RECORDS ▸

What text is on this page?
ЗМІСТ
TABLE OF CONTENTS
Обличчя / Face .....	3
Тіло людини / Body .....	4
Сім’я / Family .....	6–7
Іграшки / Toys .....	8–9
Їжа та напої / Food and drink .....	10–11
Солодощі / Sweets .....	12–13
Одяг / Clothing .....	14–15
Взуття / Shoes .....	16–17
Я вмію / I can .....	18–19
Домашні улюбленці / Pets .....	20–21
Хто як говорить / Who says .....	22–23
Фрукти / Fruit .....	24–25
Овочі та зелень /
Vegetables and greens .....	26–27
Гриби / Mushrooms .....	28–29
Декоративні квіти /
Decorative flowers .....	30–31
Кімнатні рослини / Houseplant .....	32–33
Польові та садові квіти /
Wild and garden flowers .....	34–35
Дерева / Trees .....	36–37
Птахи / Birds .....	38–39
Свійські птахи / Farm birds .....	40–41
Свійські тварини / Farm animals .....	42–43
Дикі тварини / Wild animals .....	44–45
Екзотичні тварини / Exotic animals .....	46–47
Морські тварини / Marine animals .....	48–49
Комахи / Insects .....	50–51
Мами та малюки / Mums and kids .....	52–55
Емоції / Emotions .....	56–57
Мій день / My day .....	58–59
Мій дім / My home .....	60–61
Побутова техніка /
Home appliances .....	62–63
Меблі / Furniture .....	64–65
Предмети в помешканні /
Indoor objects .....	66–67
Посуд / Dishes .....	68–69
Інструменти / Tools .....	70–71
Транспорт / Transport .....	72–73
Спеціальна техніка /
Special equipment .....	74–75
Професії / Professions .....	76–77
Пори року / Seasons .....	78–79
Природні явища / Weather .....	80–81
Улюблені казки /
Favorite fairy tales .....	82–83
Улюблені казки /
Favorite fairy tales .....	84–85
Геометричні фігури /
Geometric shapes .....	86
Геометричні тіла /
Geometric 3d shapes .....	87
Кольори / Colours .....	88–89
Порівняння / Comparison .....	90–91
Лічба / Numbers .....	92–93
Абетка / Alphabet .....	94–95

GIVEN INSTRUCTION ▸
Write out the material exactly as given.

TASK ANSWER ▸
What text is on this page?
ЗМІСТ
TABLE OF CONTENTS
Обличчя / Face .....	3
Тіло людини / Body .....	4
Сім’я / Family .....	6–7
Іграшки / Toys .....	8–9
Їжа та напої / Food and drink .....	10–11
Солодощі / Sweets .....	12–13
Одяг / Clothing .....	14–15
Взуття / Shoes .....	16–17
Я вмію / I can .....	18–19
Домашні улюбленці / Pets .....	20–21
Хто як говорить / Who says .....	22–23
Фрукти / Fruit .....	24–25
Овочі та зелень /
Vegetables and greens .....	26–27
Гриби / Mushrooms .....	28–29
Декоративні квіти /
Decorative flowers .....	30–31
Кімнатні рослини / Houseplant .....	32–33
Польові та садові квіти /
Wild and garden flowers .....	34–35
Дерева / Trees .....	36–37
Птахи / Birds .....	38–39
Свійські птахи / Farm birds .....	40–41
Свійські тварини / Farm animals .....	42–43
Дикі тварини / Wild animals .....	44–45
Екзотичні тварини / Exotic animals .....	46–47
Морські тварини / Marine animals .....	48–49
Комахи / Insects .....	50–51
Мами та малюки / Mums and kids .....	52–55
Емоції / Emotions .....	56–57
Мій день / My day .....	58–59
Мій дім / My home .....	60–61
Побутова техніка /
Home appliances .....	62–63
Меблі / Furniture .....	64–65
Предмети в помешканні /
Indoor objects .....	66–67
Посуд / Dishes .....	68–69
Інструменти / Tools .....	70–71
Транспорт / Transport .....	72–73
Спеціальна техніка /
Special equipment .....	74–75
Професії / Professions .....	76–77
Пори року / Seasons .....	78–79
Природні явища / Weather .....	80–81
Улюблені казки /
Favorite fairy tales .....	82–83
Улюблені казки /
Favorite fairy tales .....	84–85
Геометричні фігури /
Geometric shapes .....	86
Геометричні тіла /
Geometric 3d shapes .....	87
Кольори / Colours .....	88–89
Порівняння / Comparison .....	90–91
Лічба / Numbers .....	92–93
Абетка / Alphabet .....	94–95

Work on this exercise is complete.